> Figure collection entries
## begin

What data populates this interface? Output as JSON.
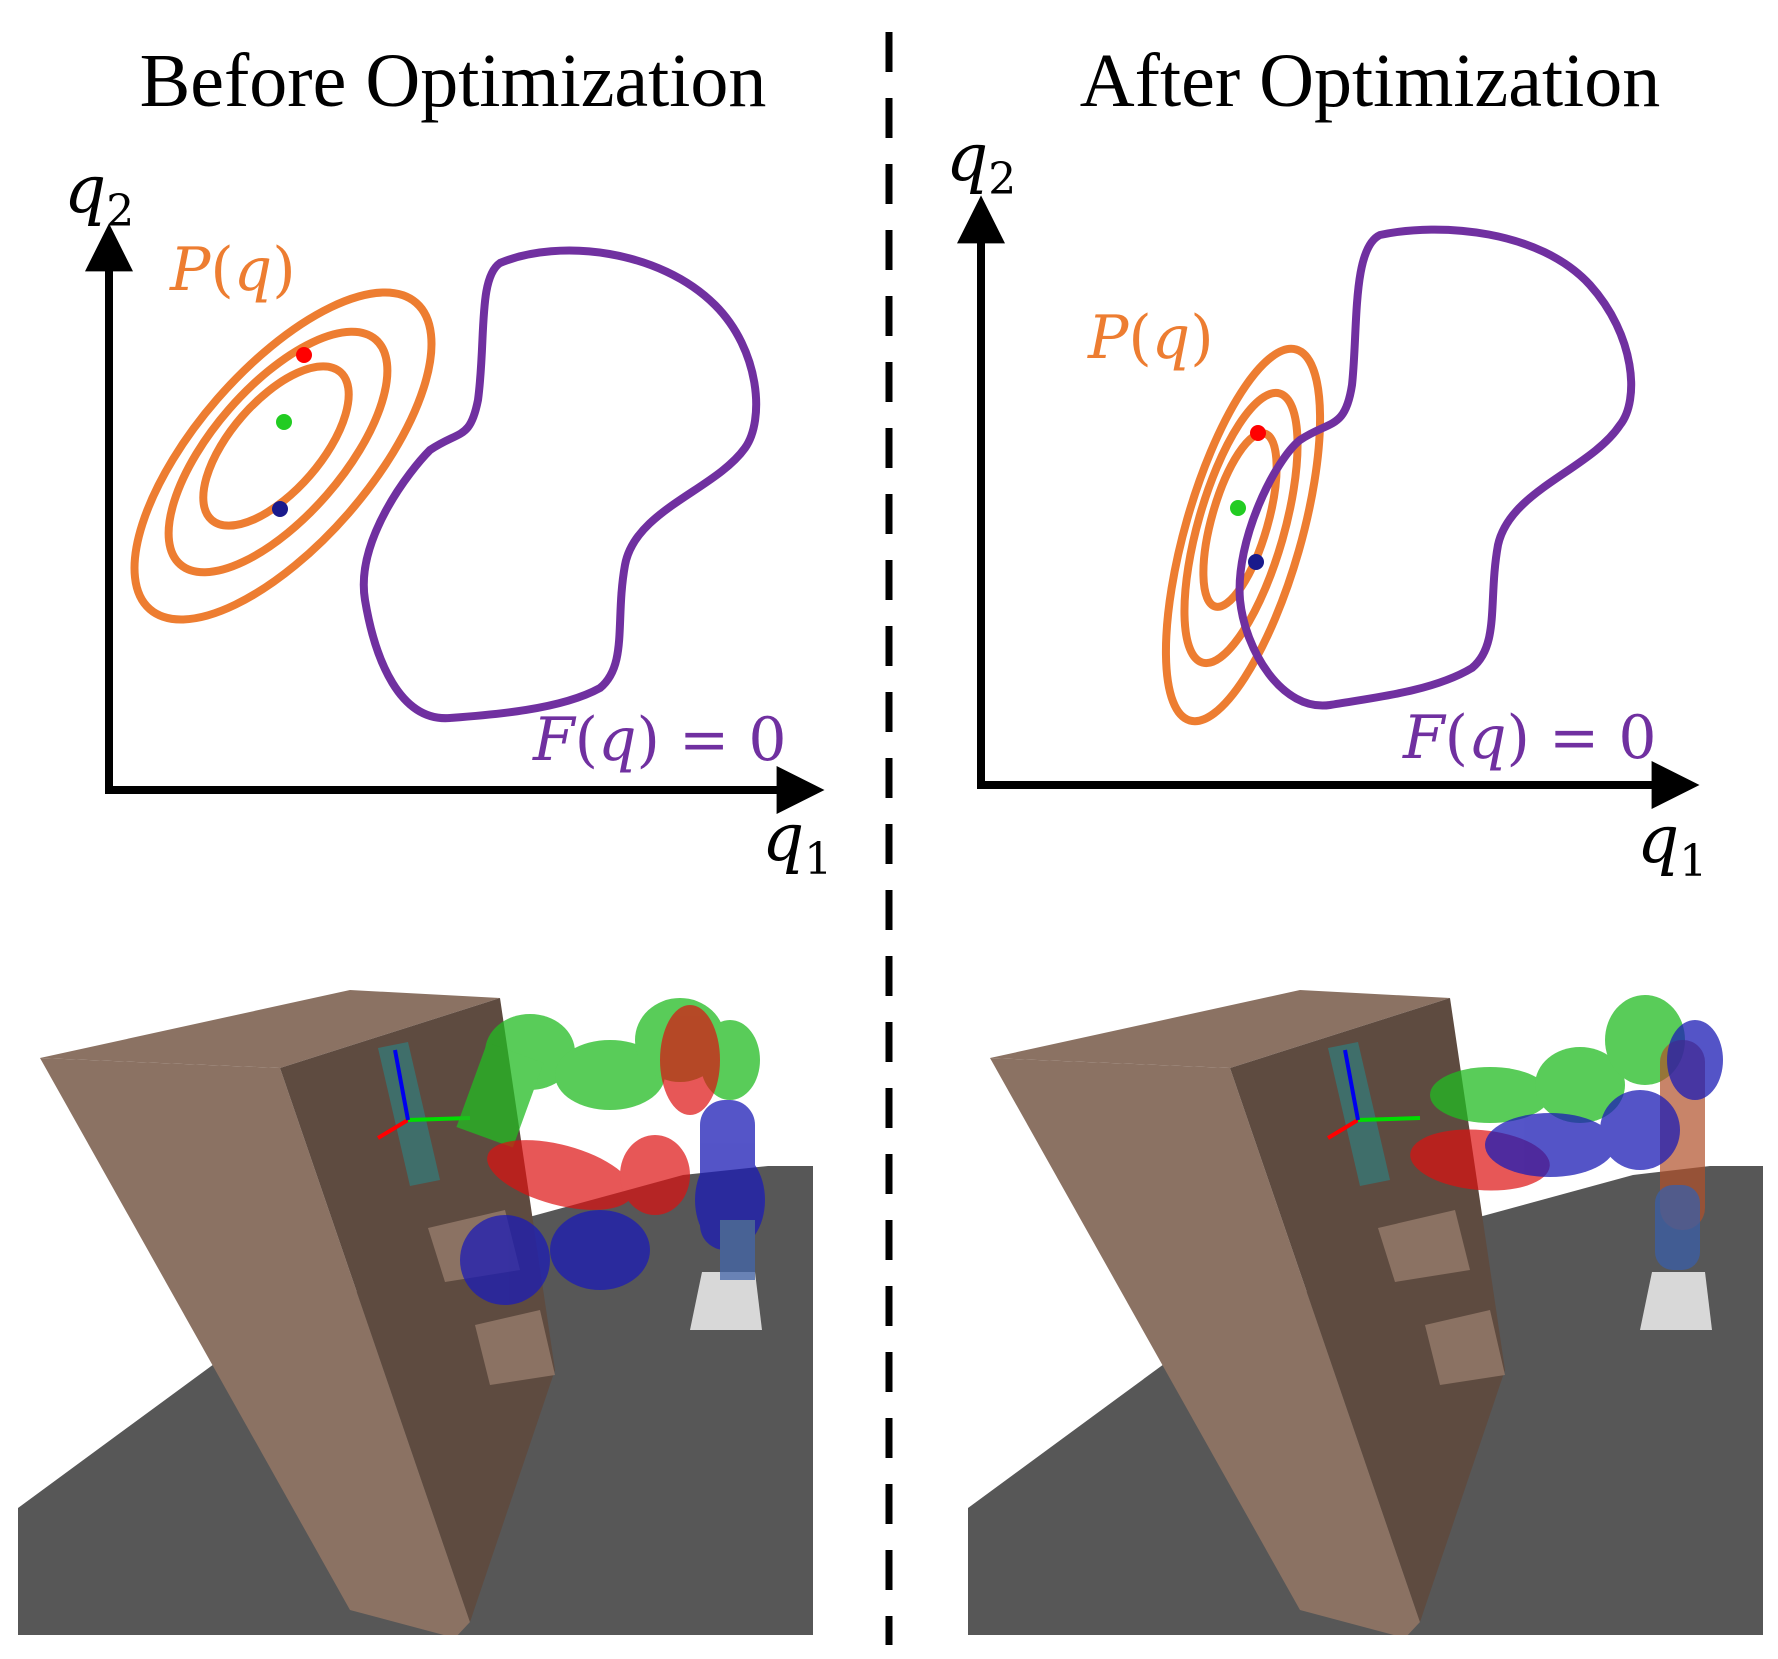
{
  "figure": {
    "left_panel": {
      "title": "Before Optimization",
      "diagram": {
        "x_axis": {
          "symbol": "q",
          "subscript": "1"
        },
        "y_axis": {
          "symbol": "q",
          "subscript": "2"
        },
        "density_label": {
          "func": "P",
          "open": "(",
          "arg": "q",
          "close": ")"
        },
        "manifold_label": {
          "func": "F",
          "open": "(",
          "arg": "q",
          "close": ")",
          "eq": " = 0"
        }
      }
    },
    "right_panel": {
      "title": "After Optimization",
      "diagram": {
        "x_axis": {
          "symbol": "q",
          "subscript": "1"
        },
        "y_axis": {
          "symbol": "q",
          "subscript": "2"
        },
        "density_label": {
          "func": "P",
          "open": "(",
          "arg": "q",
          "close": ")"
        },
        "manifold_label": {
          "func": "F",
          "open": "(",
          "arg": "q",
          "close": ")",
          "eq": " = 0"
        }
      }
    },
    "colors": {
      "density": "#ED7D31",
      "manifold": "#7030A0",
      "red_point": "#FF0000",
      "green_point": "#22CC22",
      "blue_point": "#1A1A8C",
      "shelf_front": "#8B7263",
      "shelf_shadow": "#5E4B40",
      "floor": "#575757",
      "divider": "#000000"
    }
  }
}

## end

> What you have to do
Copy every line above word for word and exclude the pictures.

> Written answer
What data populates this interface? Output as JSON.
{
  "figure": {
    "left_panel": {
      "title": "Before Optimization",
      "diagram": {
        "x_axis": {
          "symbol": "q",
          "subscript": "1"
        },
        "y_axis": {
          "symbol": "q",
          "subscript": "2"
        },
        "density_label": {
          "func": "P",
          "open": "(",
          "arg": "q",
          "close": ")"
        },
        "manifold_label": {
          "func": "F",
          "open": "(",
          "arg": "q",
          "close": ")",
          "eq": " = 0"
        }
      }
    },
    "right_panel": {
      "title": "After Optimization",
      "diagram": {
        "x_axis": {
          "symbol": "q",
          "subscript": "1"
        },
        "y_axis": {
          "symbol": "q",
          "subscript": "2"
        },
        "density_label": {
          "func": "P",
          "open": "(",
          "arg": "q",
          "close": ")"
        },
        "manifold_label": {
          "func": "F",
          "open": "(",
          "arg": "q",
          "close": ")",
          "eq": " = 0"
        }
      }
    },
    "colors": {
      "density": "#ED7D31",
      "manifold": "#7030A0",
      "red_point": "#FF0000",
      "green_point": "#22CC22",
      "blue_point": "#1A1A8C",
      "shelf_front": "#8B7263",
      "shelf_shadow": "#5E4B40",
      "floor": "#575757",
      "divider": "#000000"
    }
  }
}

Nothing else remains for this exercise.